"""

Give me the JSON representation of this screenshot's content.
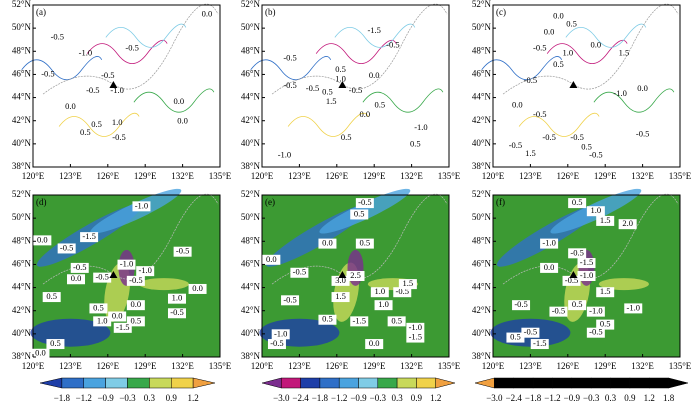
{
  "lat_ticks": [
    "38°N",
    "40°N",
    "42°N",
    "44°N",
    "46°N",
    "48°N",
    "50°N",
    "52°N"
  ],
  "lon_ticks": [
    "120°E",
    "123°E",
    "126°E",
    "129°E",
    "132°E",
    "135°E"
  ],
  "panels": [
    {
      "label": "(a)",
      "contour_labels": [
        "0.0",
        "-0.5",
        "-1.0",
        "-0.5",
        "-0.5",
        "-0.5",
        "-1.0",
        "-0.5",
        "0.0",
        "0.0",
        "0.0",
        "0.5",
        "1.0",
        "-0.5",
        "0.5"
      ]
    },
    {
      "label": "(b)",
      "contour_labels": [
        "-1.5",
        "-0.5",
        "-0.5",
        "0.5",
        "1.0",
        "0.0",
        "-0.5",
        "-0.5",
        "0.5",
        "-0.5",
        "1.5",
        "0.5",
        "0.0",
        "0.5",
        "-1.0",
        "0.5",
        "-1.0"
      ]
    },
    {
      "label": "(c)",
      "contour_labels": [
        "0.0",
        "0.5",
        "0.0",
        "-0.5",
        "1.0",
        "0.0",
        "1.5",
        "0.5",
        "-0.5",
        "-1.0",
        "0.0",
        "0.0",
        "-0.5",
        "-0.5",
        "-0.5",
        "-0.5",
        "1.5",
        "0.5",
        "-0.5",
        "-0.5"
      ]
    },
    {
      "label": "(d)",
      "contour_labels": [
        "-1.0",
        "0.0",
        "-1.5",
        "-0.5",
        "-0.5",
        "-1.0",
        "-0.5",
        "0.0",
        "-1.0",
        "-0.5",
        "-0.5",
        "0.0",
        "0.5",
        "0.5",
        "0.0",
        "1.0",
        "0.0",
        "1.0",
        "0.5",
        "-0.5",
        "-1.5",
        "0.5",
        "0.0"
      ]
    },
    {
      "label": "(e)",
      "contour_labels": [
        "-0.5",
        "0.0",
        "0.5",
        "0.0",
        "-0.5",
        "0.5",
        "2.5",
        "3.0",
        "1.0",
        "1.5",
        "-0.5",
        "-0.5",
        "1.0",
        "1.5",
        "0.5",
        "-1.5",
        "-1.0",
        "-0.5",
        "0.0",
        "0.5",
        "-1.0",
        "-1.5"
      ]
    },
    {
      "label": "(f)",
      "contour_labels": [
        "0.5",
        "1.0",
        "1.5",
        "2.0",
        "-1.0",
        "-0.5",
        "-1.5",
        "-1.0",
        "-0.5",
        "0.0",
        "-0.5",
        "0.5",
        "-0.5",
        "-1.0",
        "0.5",
        "-1.0",
        "1.5",
        "-0.5",
        "-0.5",
        "0.5",
        "-1.5"
      ]
    }
  ],
  "colorbars": [
    {
      "labels": [
        "−1.8",
        "−1.2",
        "−0.9",
        "−0.3",
        "0.3",
        "0.9",
        "1.2"
      ]
    },
    {
      "labels": [
        "−3.0",
        "−2.4",
        "−1.8",
        "−1.2",
        "−0.9",
        "−0.3",
        "0.3",
        "0.9",
        "1.2"
      ]
    },
    {
      "labels": [
        "−3.0",
        "−2.4",
        "−1.8",
        "−1.2",
        "−0.9",
        "−0.3",
        "0.3",
        "0.9",
        "1.2",
        "1.8"
      ]
    }
  ]
}
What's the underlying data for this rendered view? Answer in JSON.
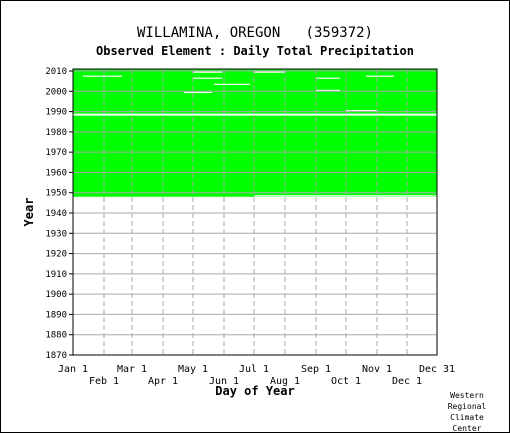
{
  "chart_data": {
    "type": "heatmap",
    "title": "WILLAMINA, OREGON   (359372)",
    "subtitle": "Observed Element : Daily Total Precipitation",
    "xlabel": "Day of Year",
    "ylabel": "Year",
    "x_domain_days": [
      1,
      365
    ],
    "ylim": [
      1870,
      2011
    ],
    "y_ticks": [
      1870,
      1880,
      1890,
      1900,
      1910,
      1920,
      1930,
      1940,
      1950,
      1960,
      1970,
      1980,
      1990,
      2000,
      2010
    ],
    "x_ticks_upper": [
      {
        "label": "Jan 1",
        "day": 1
      },
      {
        "label": "Mar 1",
        "day": 60
      },
      {
        "label": "May 1",
        "day": 121
      },
      {
        "label": "Jul 1",
        "day": 182
      },
      {
        "label": "Sep 1",
        "day": 244
      },
      {
        "label": "Nov 1",
        "day": 305
      },
      {
        "label": "Dec 31",
        "day": 365
      }
    ],
    "x_ticks_lower": [
      {
        "label": "Feb 1",
        "day": 32
      },
      {
        "label": "Apr 1",
        "day": 91
      },
      {
        "label": "Jun 1",
        "day": 152
      },
      {
        "label": "Aug 1",
        "day": 213
      },
      {
        "label": "Oct 1",
        "day": 274
      },
      {
        "label": "Dec 1",
        "day": 335
      }
    ],
    "observed_periods": [
      {
        "start_year": 1948,
        "end_year": 1987,
        "start_day": 1,
        "end_day": 365
      },
      {
        "start_year": 1989,
        "end_year": 2010,
        "start_day": 1,
        "end_day": 365
      }
    ],
    "missing_gaps": [
      {
        "year": 1988,
        "start_day": 1,
        "end_day": 365
      },
      {
        "year": 1948,
        "start_day": 182,
        "end_day": 365
      },
      {
        "year": 1999,
        "start_day": 112,
        "end_day": 140
      },
      {
        "year": 2003,
        "start_day": 142,
        "end_day": 178
      },
      {
        "year": 2006,
        "start_day": 121,
        "end_day": 150
      },
      {
        "year": 2007,
        "start_day": 11,
        "end_day": 50
      },
      {
        "year": 2007,
        "start_day": 294,
        "end_day": 322
      },
      {
        "year": 2009,
        "start_day": 182,
        "end_day": 213
      },
      {
        "year": 2009,
        "start_day": 121,
        "end_day": 150
      },
      {
        "year": 2000,
        "start_day": 244,
        "end_day": 268
      },
      {
        "year": 2006,
        "start_day": 244,
        "end_day": 268
      },
      {
        "year": 1990,
        "start_day": 274,
        "end_day": 305
      }
    ],
    "colors": {
      "observed": "#00ff00",
      "missing": "#ffffff",
      "grid": "#a8a8a8",
      "axis": "#000000"
    }
  },
  "credit": [
    "Western",
    "Regional",
    "Climate",
    "Center"
  ]
}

"""

▸ **REQUIRED WORK**
Filter the data, keeping only the lines that contain "JSON".

▸ **SOLUTION FOR THIS PROBLEM**
Give me the JSON representation of this screenshot's content.
What's the underlying data for this rendered view? Answer in JSON.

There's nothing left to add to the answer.